What to do: Print the listing below exactly.

################

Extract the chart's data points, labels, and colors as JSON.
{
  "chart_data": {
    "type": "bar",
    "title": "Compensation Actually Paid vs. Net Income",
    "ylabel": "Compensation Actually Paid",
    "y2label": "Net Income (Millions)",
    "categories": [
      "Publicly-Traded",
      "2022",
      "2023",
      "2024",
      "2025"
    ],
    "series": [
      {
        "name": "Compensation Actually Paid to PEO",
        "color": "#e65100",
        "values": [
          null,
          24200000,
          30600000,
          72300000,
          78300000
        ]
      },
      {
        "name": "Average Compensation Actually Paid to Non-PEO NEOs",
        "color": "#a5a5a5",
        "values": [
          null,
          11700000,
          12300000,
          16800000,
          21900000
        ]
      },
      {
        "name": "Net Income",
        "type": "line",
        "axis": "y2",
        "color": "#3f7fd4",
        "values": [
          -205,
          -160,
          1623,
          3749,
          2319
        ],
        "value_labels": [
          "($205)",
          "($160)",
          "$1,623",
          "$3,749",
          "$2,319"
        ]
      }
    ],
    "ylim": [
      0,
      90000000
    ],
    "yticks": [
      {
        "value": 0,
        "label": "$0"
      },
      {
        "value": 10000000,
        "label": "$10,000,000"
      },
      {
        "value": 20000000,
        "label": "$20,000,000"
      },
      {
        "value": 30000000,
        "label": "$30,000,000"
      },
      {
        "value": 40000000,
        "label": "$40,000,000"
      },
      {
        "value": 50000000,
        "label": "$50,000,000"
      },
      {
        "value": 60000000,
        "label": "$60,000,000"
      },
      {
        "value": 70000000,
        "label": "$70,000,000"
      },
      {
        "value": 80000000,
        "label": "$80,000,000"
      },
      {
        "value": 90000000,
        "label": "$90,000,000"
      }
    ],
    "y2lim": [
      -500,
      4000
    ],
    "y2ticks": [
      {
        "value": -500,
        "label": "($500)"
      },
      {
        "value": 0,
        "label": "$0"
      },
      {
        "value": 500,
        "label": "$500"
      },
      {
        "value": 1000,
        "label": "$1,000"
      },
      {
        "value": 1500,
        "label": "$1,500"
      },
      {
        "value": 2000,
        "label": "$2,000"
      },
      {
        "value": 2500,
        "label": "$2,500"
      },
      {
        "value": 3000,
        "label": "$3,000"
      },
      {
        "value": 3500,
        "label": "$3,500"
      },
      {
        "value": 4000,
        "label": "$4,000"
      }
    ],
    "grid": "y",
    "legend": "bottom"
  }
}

################

Solved exercise:
Extract the chart's data points, labels, and colors as JSON.
{
  "chart_data": {
    "type": "bar",
    "title": "Compensation Actually Paid vs. Net Income",
    "ylabel": "Compensation Actually Paid",
    "y2label": "Net Income (Millions)",
    "categories": [
      "Publicly-Traded",
      "2022",
      "2023",
      "2024",
      "2025"
    ],
    "series": [
      {
        "name": "Compensation Actually Paid to PEO",
        "color": "#e65100",
        "values": [
          null,
          24200000,
          30600000,
          72300000,
          78300000
        ]
      },
      {
        "name": "Average Compensation Actually Paid to Non-PEO NEOs",
        "color": "#a5a5a5",
        "values": [
          null,
          11700000,
          12300000,
          16800000,
          21900000
        ]
      },
      {
        "name": "Net Income",
        "type": "line",
        "axis": "y2",
        "color": "#3f7fd4",
        "values": [
          -205,
          -160,
          1623,
          3749,
          2319
        ],
        "value_labels": [
          "($205)",
          "($160)",
          "$1,623",
          "$3,749",
          "$2,319"
        ]
      }
    ],
    "ylim": [
      0,
      90000000
    ],
    "yticks": [
      {
        "value": 0,
        "label": "$0"
      },
      {
        "value": 10000000,
        "label": "$10,000,000"
      },
      {
        "value": 20000000,
        "label": "$20,000,000"
      },
      {
        "value": 30000000,
        "label": "$30,000,000"
      },
      {
        "value": 40000000,
        "label": "$40,000,000"
      },
      {
        "value": 50000000,
        "label": "$50,000,000"
      },
      {
        "value": 60000000,
        "label": "$60,000,000"
      },
      {
        "value": 70000000,
        "label": "$70,000,000"
      },
      {
        "value": 80000000,
        "label": "$80,000,000"
      },
      {
        "value": 90000000,
        "label": "$90,000,000"
      }
    ],
    "y2lim": [
      -500,
      4000
    ],
    "y2ticks": [
      {
        "value": -500,
        "label": "($500)"
      },
      {
        "value": 0,
        "label": "$0"
      },
      {
        "value": 500,
        "label": "$500"
      },
      {
        "value": 1000,
        "label": "$1,000"
      },
      {
        "value": 1500,
        "label": "$1,500"
      },
      {
        "value": 2000,
        "label": "$2,000"
      },
      {
        "value": 2500,
        "label": "$2,500"
      },
      {
        "value": 3000,
        "label": "$3,000"
      },
      {
        "value": 3500,
        "label": "$3,500"
      },
      {
        "value": 4000,
        "label": "$4,000"
      }
    ],
    "grid": "y",
    "legend": "bottom"
  }
}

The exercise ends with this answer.